■ **RECORDS PROVIDED**:
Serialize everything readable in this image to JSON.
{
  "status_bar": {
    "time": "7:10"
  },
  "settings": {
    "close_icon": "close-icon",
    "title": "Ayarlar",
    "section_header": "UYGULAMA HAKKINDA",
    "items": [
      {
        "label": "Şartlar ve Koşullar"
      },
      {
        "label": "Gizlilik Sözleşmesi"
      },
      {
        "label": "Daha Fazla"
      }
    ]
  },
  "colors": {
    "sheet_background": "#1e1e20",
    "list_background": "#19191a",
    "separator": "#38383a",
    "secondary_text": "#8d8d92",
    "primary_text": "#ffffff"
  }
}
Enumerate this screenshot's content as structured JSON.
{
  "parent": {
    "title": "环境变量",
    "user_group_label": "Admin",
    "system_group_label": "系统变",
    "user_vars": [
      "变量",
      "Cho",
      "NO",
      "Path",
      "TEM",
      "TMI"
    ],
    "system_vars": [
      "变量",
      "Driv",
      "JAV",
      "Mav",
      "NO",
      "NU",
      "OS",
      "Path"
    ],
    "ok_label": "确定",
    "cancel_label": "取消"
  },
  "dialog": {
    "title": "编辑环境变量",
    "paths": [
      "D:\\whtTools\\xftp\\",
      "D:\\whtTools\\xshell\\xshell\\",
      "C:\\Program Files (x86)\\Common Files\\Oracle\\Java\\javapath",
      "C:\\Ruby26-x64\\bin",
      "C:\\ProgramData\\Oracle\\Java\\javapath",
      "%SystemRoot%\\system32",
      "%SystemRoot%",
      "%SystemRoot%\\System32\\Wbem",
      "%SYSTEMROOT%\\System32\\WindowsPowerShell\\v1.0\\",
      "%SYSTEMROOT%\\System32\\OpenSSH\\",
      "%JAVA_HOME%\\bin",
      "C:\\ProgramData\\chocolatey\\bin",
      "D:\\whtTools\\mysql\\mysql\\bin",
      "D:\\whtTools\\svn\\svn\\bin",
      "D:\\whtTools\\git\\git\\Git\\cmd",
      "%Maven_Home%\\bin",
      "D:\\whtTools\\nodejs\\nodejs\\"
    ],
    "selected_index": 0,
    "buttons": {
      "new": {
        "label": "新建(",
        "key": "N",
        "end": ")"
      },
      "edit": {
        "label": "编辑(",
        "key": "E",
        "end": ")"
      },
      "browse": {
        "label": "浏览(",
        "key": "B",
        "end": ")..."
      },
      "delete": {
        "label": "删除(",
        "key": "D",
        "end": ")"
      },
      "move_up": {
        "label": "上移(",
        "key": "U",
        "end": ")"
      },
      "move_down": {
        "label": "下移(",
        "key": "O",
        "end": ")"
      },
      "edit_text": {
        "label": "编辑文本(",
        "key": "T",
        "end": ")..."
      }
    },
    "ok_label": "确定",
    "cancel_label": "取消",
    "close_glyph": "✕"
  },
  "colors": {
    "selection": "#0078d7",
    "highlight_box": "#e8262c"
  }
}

■ **REQUIRED TASK**: Copy down the material exactly as written.

■ **OUTPUT OF THE EXERCISE**:
Serialize everything readable in this image to JSON.
{
  "status_bar": {
    "time": "7:10"
  },
  "settings": {
    "close_icon": "close-icon",
    "title": "Ayarlar",
    "section_header": "UYGULAMA HAKKINDA",
    "items": [
      {
        "label": "Şartlar ve Koşullar"
      },
      {
        "label": "Gizlilik Sözleşmesi"
      },
      {
        "label": "Daha Fazla"
      }
    ]
  },
  "colors": {
    "sheet_background": "#1e1e20",
    "list_background": "#19191a",
    "separator": "#38383a",
    "secondary_text": "#8d8d92",
    "primary_text": "#ffffff"
  }
}
Enumerate this screenshot's content as structured JSON.
{
  "parent": {
    "title": "环境变量",
    "user_group_label": "Admin",
    "system_group_label": "系统变",
    "user_vars": [
      "变量",
      "Cho",
      "NO",
      "Path",
      "TEM",
      "TMI"
    ],
    "system_vars": [
      "变量",
      "Driv",
      "JAV",
      "Mav",
      "NO",
      "NU",
      "OS",
      "Path"
    ],
    "ok_label": "确定",
    "cancel_label": "取消"
  },
  "dialog": {
    "title": "编辑环境变量",
    "paths": [
      "D:\\whtTools\\xftp\\",
      "D:\\whtTools\\xshell\\xshell\\",
      "C:\\Program Files (x86)\\Common Files\\Oracle\\Java\\javapath",
      "C:\\Ruby26-x64\\bin",
      "C:\\ProgramData\\Oracle\\Java\\javapath",
      "%SystemRoot%\\system32",
      "%SystemRoot%",
      "%SystemRoot%\\System32\\Wbem",
      "%SYSTEMROOT%\\System32\\WindowsPowerShell\\v1.0\\",
      "%SYSTEMROOT%\\System32\\OpenSSH\\",
      "%JAVA_HOME%\\bin",
      "C:\\ProgramData\\chocolatey\\bin",
      "D:\\whtTools\\mysql\\mysql\\bin",
      "D:\\whtTools\\svn\\svn\\bin",
      "D:\\whtTools\\git\\git\\Git\\cmd",
      "%Maven_Home%\\bin",
      "D:\\whtTools\\nodejs\\nodejs\\"
    ],
    "selected_index": 0,
    "buttons": {
      "new": {
        "label": "新建(",
        "key": "N",
        "end": ")"
      },
      "edit": {
        "label": "编辑(",
        "key": "E",
        "end": ")"
      },
      "browse": {
        "label": "浏览(",
        "key": "B",
        "end": ")..."
      },
      "delete": {
        "label": "删除(",
        "key": "D",
        "end": ")"
      },
      "move_up": {
        "label": "上移(",
        "key": "U",
        "end": ")"
      },
      "move_down": {
        "label": "下移(",
        "key": "O",
        "end": ")"
      },
      "edit_text": {
        "label": "编辑文本(",
        "key": "T",
        "end": ")..."
      }
    },
    "ok_label": "确定",
    "cancel_label": "取消",
    "close_glyph": "✕"
  },
  "colors": {
    "selection": "#0078d7",
    "highlight_box": "#e8262c"
  }
}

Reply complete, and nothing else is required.